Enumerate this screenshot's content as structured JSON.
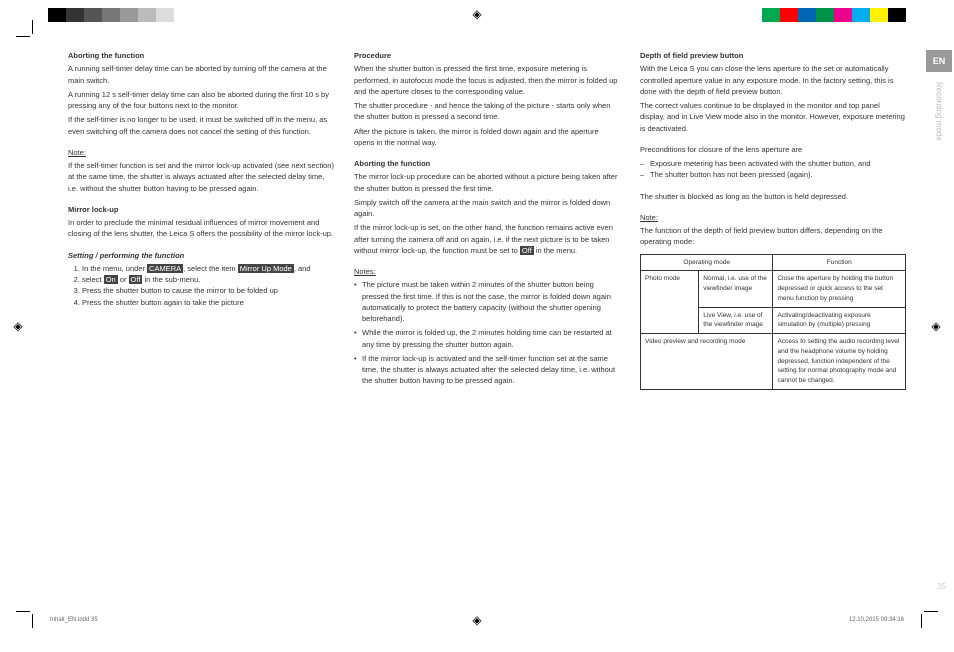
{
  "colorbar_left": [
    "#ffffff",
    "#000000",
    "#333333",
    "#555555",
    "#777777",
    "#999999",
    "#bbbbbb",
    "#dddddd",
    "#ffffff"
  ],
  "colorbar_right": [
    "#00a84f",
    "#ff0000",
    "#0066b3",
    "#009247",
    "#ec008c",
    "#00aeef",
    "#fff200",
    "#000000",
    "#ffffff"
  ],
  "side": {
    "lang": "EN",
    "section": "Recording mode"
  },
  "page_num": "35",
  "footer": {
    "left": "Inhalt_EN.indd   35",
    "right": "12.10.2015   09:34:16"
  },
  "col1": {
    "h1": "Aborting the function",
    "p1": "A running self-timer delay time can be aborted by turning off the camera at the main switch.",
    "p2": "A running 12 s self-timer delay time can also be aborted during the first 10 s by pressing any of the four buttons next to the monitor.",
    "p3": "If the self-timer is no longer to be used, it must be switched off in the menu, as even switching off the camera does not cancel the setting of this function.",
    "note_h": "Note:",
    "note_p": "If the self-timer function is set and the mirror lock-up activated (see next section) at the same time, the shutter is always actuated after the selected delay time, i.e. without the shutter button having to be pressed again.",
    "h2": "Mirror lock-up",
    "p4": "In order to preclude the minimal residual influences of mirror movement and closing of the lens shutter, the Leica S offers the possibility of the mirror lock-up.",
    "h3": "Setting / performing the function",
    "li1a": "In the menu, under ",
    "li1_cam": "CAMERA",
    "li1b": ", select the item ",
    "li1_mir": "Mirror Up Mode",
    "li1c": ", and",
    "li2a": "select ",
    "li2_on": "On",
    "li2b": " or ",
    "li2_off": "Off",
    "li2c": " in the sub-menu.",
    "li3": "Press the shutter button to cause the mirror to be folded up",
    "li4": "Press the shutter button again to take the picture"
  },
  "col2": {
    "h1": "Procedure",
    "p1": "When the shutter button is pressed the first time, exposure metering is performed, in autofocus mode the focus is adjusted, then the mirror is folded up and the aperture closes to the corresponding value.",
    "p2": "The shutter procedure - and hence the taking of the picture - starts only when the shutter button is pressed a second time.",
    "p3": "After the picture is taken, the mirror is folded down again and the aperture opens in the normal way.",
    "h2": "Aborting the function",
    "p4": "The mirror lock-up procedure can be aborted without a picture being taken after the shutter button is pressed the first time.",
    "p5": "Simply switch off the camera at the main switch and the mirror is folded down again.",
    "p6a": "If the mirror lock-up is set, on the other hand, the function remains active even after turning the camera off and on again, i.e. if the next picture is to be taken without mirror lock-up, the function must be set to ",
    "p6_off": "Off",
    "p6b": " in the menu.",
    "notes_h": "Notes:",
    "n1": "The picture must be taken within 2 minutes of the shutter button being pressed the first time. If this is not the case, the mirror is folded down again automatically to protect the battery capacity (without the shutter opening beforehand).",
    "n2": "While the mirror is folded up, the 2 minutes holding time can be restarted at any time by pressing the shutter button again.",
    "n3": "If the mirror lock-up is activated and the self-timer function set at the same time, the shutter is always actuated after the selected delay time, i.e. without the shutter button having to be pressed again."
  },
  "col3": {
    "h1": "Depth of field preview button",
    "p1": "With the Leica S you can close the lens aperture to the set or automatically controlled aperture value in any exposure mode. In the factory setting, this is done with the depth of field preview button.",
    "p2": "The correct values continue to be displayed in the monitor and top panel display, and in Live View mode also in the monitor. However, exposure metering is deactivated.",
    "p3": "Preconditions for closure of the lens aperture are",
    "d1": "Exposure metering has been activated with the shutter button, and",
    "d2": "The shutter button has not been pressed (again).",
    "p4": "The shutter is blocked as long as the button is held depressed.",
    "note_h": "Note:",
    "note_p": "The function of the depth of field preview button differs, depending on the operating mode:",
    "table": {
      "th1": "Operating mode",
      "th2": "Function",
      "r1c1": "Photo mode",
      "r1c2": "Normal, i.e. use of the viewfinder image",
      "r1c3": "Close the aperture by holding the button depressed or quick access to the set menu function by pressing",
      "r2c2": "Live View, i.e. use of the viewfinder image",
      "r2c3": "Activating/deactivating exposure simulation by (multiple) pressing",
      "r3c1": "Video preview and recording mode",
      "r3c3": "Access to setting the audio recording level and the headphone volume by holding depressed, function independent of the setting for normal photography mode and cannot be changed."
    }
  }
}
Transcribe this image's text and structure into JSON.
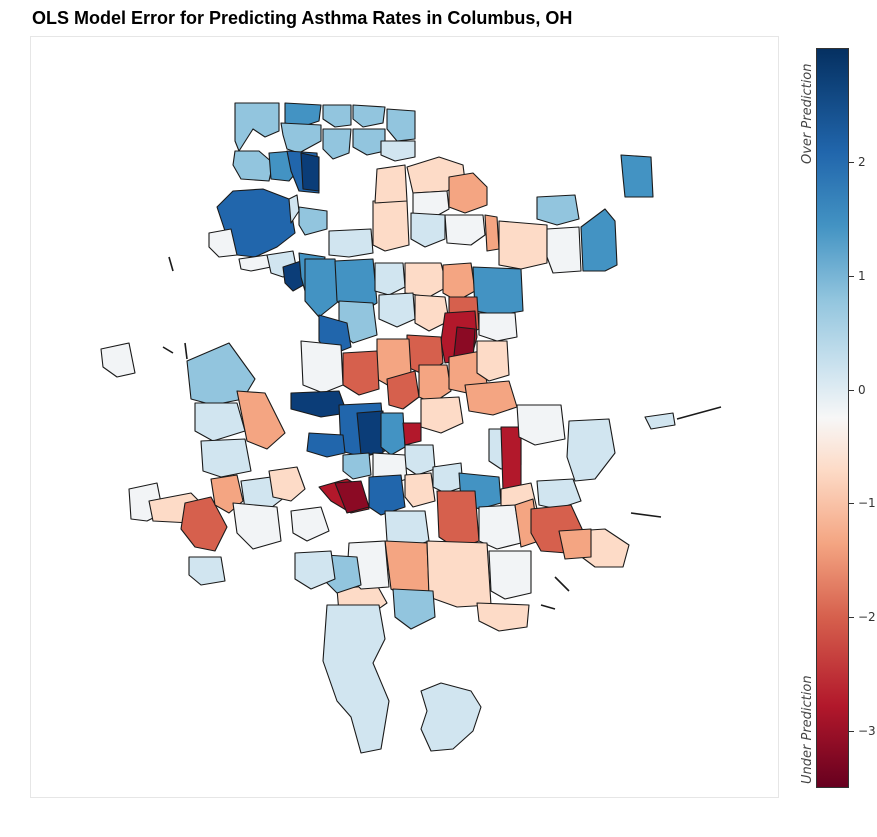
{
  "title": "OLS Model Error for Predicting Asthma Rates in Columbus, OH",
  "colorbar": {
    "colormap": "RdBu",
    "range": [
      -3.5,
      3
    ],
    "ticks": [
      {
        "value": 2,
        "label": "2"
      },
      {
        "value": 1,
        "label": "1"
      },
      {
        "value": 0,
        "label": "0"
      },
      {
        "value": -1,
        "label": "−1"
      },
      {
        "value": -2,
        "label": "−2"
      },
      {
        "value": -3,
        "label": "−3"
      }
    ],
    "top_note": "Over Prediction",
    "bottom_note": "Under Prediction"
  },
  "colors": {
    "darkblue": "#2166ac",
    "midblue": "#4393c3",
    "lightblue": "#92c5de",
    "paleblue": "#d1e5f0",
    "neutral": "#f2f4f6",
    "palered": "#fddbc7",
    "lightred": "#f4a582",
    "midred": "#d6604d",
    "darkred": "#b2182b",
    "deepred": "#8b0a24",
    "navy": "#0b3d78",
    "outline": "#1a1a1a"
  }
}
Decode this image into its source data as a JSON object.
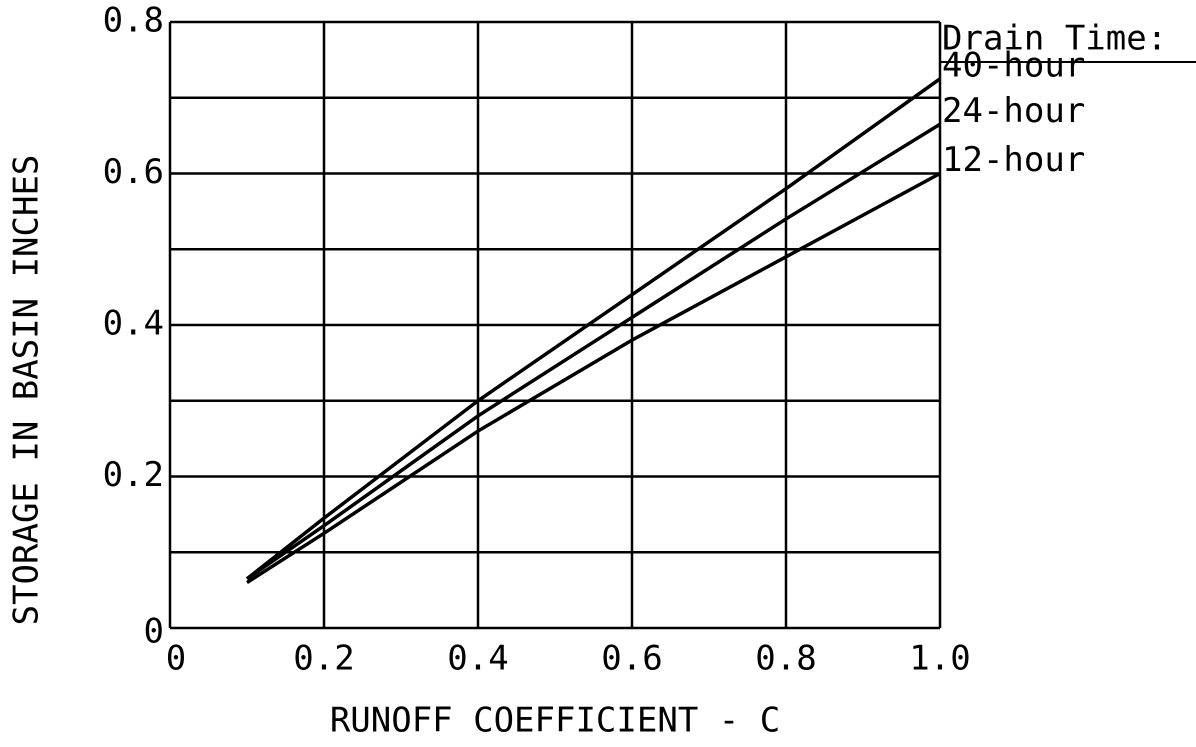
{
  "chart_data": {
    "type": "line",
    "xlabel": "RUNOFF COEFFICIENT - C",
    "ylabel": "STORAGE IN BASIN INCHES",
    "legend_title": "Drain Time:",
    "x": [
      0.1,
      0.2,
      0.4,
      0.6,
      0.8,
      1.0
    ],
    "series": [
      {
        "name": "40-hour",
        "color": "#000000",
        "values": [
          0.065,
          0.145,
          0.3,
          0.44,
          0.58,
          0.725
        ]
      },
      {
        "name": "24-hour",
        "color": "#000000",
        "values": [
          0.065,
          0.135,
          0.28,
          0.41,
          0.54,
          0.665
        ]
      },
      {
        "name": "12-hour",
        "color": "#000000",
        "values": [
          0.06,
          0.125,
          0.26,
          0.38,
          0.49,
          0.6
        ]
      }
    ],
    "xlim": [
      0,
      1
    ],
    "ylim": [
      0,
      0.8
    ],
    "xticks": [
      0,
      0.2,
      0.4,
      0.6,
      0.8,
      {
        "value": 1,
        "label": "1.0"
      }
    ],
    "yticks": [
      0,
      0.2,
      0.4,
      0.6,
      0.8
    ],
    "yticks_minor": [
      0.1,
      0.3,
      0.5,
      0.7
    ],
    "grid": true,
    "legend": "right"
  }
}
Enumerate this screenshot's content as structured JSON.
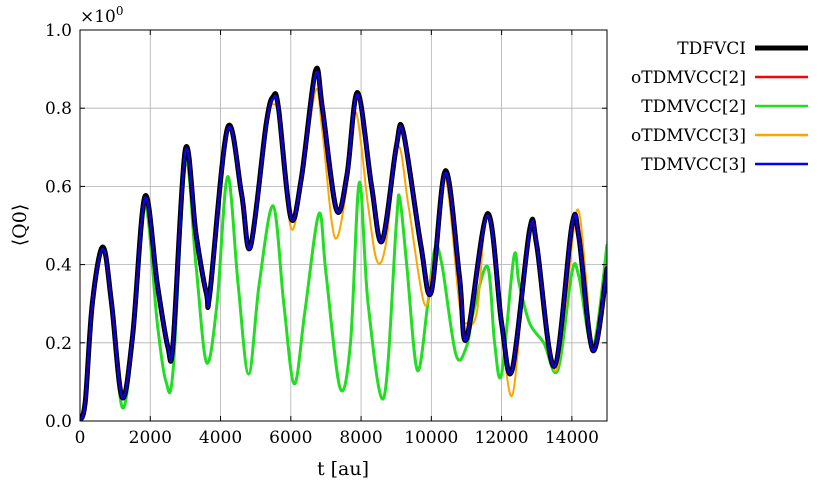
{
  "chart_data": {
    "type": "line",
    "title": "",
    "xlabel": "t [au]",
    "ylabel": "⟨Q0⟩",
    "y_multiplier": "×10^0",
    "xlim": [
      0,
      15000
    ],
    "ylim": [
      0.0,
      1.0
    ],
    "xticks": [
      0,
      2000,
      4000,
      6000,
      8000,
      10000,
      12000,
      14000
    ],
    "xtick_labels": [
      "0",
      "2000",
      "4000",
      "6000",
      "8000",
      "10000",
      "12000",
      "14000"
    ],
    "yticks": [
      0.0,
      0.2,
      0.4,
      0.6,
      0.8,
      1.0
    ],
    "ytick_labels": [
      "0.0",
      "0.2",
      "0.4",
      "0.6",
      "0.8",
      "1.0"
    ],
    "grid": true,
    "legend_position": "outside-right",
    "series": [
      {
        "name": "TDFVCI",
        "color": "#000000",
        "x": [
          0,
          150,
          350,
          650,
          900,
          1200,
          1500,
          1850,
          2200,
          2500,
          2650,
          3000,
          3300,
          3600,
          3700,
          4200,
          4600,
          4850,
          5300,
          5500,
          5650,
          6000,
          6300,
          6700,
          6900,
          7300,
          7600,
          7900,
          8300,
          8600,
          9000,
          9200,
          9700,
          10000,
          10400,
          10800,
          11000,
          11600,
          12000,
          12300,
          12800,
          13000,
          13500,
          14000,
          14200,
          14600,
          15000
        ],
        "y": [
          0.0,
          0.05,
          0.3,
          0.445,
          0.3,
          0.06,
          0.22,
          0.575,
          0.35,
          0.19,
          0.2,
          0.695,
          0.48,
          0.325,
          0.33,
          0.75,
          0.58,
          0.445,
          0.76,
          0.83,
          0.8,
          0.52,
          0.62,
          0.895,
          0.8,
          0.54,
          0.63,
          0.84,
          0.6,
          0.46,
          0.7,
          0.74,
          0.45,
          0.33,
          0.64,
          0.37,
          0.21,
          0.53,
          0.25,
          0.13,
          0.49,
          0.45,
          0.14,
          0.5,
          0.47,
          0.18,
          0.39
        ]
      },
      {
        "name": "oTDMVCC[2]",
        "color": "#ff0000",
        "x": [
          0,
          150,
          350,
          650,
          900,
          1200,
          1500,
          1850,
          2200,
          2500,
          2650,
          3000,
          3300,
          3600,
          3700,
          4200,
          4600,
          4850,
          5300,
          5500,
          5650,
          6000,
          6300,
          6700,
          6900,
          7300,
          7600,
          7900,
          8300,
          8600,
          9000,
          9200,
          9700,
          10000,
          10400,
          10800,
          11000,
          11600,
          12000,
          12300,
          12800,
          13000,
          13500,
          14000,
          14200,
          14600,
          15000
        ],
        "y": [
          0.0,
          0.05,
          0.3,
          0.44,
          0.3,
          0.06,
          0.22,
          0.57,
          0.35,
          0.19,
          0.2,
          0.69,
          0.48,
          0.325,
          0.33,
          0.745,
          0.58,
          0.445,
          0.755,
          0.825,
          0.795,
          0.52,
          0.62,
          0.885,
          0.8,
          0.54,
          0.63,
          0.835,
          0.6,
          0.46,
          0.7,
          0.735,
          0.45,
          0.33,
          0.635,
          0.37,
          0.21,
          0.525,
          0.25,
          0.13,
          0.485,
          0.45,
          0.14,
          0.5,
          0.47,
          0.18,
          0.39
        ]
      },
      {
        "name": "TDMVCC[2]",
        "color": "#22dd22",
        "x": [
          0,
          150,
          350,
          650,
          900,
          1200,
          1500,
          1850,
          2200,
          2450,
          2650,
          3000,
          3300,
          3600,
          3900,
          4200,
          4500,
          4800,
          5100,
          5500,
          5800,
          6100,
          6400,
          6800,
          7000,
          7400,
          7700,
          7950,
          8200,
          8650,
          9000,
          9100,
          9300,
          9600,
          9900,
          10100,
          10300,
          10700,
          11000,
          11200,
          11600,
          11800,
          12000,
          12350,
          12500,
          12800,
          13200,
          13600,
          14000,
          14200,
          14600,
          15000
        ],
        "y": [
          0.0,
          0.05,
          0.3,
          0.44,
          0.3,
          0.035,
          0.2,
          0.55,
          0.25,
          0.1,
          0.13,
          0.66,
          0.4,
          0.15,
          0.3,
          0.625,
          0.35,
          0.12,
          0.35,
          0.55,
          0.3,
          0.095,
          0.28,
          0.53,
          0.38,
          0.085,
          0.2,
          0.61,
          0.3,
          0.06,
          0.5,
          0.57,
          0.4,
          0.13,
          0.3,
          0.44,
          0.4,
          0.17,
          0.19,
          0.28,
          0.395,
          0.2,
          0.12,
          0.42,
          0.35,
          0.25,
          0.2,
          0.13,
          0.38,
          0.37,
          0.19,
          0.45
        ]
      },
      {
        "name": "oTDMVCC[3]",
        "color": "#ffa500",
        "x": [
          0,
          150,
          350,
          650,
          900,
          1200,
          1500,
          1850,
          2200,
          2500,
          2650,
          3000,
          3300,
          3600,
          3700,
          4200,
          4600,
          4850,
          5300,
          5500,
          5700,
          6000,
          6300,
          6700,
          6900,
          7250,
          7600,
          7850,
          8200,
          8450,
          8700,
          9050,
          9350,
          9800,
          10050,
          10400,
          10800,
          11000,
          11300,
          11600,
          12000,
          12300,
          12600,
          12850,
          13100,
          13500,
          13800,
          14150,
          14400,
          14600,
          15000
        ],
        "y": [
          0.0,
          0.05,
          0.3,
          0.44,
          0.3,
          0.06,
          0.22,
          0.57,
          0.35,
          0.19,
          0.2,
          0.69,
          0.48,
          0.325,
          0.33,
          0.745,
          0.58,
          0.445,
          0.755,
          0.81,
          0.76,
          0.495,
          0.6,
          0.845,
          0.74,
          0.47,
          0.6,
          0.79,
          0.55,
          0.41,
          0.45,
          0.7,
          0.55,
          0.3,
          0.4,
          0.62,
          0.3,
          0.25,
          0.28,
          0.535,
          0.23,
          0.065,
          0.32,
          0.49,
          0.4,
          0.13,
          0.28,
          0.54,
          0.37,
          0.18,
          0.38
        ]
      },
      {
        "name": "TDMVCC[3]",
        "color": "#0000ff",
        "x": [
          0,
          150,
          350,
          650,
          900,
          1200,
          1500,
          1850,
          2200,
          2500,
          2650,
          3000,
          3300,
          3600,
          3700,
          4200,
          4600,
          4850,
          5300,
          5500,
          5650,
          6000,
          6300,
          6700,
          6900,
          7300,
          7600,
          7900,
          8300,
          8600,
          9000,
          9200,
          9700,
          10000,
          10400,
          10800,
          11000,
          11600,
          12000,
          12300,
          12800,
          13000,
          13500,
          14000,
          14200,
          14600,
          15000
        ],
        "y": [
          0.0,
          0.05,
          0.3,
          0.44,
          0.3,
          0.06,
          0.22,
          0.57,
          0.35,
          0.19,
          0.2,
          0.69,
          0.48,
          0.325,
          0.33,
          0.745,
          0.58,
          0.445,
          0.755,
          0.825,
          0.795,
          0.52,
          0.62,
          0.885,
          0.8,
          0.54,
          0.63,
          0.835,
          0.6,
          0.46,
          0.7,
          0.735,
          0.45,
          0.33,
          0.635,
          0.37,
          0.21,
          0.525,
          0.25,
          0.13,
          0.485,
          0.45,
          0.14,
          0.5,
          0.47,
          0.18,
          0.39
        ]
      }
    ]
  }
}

◆ ◆ ◆

### Required work
Display every line of the listing that contains the string "depressed".

### Answer to the task
    "p4": "The shutter is blocked as long as the button is held depressed.",
      "r1c3": "Close the aperture by holding the button depressed or quick access to the set menu function by pressing",
      "r3c3": "Access to setting the audio recording level and the headphone volume by holding depressed, function independent of the setting for normal photography mode and cannot be changed."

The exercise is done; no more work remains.